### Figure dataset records

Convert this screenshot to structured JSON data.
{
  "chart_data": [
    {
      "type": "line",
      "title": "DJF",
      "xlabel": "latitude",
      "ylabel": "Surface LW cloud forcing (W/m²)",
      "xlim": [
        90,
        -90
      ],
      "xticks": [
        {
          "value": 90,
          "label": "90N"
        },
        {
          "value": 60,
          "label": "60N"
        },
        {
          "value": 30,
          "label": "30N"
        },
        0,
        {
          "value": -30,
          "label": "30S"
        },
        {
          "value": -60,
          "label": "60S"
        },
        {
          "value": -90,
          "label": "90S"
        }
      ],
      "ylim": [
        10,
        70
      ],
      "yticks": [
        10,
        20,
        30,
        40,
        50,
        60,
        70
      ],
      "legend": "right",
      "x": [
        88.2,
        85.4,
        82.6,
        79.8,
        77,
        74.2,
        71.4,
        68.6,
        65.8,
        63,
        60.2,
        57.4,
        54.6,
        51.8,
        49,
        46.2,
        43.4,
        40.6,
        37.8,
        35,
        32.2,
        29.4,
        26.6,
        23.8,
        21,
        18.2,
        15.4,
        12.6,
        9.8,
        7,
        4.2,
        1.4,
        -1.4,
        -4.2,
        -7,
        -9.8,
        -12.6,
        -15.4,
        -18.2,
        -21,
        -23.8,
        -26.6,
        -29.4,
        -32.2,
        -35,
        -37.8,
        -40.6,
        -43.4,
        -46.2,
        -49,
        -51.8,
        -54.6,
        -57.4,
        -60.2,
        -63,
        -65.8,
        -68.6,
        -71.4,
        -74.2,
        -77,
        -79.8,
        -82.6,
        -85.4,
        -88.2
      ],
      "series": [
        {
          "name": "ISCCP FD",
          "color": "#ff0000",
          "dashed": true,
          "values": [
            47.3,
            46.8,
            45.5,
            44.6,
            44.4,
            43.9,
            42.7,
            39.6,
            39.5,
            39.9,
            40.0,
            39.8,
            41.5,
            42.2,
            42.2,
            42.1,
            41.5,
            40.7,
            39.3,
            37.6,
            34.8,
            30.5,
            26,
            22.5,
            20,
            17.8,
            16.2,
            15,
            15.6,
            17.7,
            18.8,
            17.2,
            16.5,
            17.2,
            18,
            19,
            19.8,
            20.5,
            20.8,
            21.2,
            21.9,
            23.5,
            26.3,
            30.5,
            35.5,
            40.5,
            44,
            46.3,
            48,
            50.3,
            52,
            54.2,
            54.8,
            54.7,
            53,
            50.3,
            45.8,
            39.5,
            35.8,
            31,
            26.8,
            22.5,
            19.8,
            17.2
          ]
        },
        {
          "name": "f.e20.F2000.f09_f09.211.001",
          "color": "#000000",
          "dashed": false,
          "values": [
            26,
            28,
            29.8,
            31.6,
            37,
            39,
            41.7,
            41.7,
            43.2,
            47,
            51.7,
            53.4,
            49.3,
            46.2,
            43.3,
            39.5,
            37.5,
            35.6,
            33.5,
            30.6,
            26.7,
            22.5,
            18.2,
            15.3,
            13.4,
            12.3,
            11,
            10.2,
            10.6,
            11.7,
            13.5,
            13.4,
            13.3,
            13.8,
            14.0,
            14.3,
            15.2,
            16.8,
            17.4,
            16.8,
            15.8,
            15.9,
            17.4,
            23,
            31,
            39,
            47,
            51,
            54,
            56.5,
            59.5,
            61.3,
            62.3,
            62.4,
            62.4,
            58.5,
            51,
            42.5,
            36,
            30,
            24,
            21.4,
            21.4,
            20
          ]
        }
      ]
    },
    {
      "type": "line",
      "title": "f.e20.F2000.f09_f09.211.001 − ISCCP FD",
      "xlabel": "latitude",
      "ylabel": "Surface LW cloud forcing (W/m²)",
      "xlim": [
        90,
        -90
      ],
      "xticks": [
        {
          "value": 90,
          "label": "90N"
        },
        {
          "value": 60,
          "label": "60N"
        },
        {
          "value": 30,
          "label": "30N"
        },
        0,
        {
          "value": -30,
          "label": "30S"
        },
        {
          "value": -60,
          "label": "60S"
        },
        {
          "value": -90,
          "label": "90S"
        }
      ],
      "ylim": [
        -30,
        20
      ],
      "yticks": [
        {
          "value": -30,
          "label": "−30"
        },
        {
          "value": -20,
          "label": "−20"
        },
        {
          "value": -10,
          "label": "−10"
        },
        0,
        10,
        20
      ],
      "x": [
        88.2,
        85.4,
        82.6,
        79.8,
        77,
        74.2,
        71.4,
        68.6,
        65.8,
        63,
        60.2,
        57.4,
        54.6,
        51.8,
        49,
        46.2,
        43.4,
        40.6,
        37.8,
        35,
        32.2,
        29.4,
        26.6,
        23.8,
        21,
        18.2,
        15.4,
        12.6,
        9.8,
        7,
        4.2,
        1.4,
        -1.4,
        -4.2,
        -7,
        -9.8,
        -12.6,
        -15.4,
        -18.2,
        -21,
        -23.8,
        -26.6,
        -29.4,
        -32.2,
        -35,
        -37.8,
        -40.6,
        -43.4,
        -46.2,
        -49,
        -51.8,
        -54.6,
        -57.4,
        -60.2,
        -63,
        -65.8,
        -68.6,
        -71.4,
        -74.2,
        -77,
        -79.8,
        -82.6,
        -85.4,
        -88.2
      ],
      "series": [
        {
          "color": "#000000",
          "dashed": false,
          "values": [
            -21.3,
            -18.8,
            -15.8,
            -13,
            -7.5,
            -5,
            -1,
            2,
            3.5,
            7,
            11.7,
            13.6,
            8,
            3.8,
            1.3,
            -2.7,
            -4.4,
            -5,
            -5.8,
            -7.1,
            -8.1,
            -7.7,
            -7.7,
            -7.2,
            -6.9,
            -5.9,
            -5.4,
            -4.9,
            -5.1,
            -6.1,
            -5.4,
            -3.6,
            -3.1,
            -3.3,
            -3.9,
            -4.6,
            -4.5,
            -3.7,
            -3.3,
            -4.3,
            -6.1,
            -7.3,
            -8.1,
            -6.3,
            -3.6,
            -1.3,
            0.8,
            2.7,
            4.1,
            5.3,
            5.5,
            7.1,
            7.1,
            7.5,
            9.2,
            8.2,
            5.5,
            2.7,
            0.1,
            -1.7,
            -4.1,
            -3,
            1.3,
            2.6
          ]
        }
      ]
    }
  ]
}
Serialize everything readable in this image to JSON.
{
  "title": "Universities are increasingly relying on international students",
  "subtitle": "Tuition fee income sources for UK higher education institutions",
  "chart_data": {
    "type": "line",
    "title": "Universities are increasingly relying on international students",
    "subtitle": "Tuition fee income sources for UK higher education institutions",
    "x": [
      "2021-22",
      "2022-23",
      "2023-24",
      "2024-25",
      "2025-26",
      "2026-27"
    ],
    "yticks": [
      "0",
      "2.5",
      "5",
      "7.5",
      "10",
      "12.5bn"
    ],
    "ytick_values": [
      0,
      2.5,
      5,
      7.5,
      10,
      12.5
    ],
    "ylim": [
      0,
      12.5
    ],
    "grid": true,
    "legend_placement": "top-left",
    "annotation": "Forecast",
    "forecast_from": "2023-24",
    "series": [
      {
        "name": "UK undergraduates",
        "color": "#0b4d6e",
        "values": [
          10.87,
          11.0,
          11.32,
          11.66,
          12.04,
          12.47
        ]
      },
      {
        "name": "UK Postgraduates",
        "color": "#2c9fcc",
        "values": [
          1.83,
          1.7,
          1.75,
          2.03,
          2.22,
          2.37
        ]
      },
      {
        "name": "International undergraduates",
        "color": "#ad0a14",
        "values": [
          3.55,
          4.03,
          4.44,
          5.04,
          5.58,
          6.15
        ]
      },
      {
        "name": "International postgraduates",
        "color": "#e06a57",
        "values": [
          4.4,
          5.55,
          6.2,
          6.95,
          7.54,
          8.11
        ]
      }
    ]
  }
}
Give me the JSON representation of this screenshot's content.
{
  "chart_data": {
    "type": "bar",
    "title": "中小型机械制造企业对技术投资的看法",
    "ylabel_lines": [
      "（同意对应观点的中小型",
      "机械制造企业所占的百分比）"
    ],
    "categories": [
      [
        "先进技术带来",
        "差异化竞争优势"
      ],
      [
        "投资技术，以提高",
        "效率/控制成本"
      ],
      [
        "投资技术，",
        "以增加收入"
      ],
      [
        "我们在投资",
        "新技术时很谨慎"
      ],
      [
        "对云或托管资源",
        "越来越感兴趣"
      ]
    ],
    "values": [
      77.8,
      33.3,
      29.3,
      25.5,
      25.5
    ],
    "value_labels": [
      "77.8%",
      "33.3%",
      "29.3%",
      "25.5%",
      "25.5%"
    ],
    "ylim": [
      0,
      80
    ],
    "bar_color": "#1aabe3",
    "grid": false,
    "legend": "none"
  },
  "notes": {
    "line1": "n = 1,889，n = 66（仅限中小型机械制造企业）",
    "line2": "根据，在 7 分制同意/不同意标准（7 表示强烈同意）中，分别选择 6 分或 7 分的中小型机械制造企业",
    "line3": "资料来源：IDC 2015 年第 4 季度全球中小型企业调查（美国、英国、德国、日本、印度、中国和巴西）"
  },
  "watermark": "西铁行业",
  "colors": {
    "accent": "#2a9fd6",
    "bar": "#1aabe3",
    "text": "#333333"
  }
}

### AIM OF THE TASK
Report only the number of lines that hold the string "Universities" in this listing.

### SOLUTION FOR THIS PROBLEM
2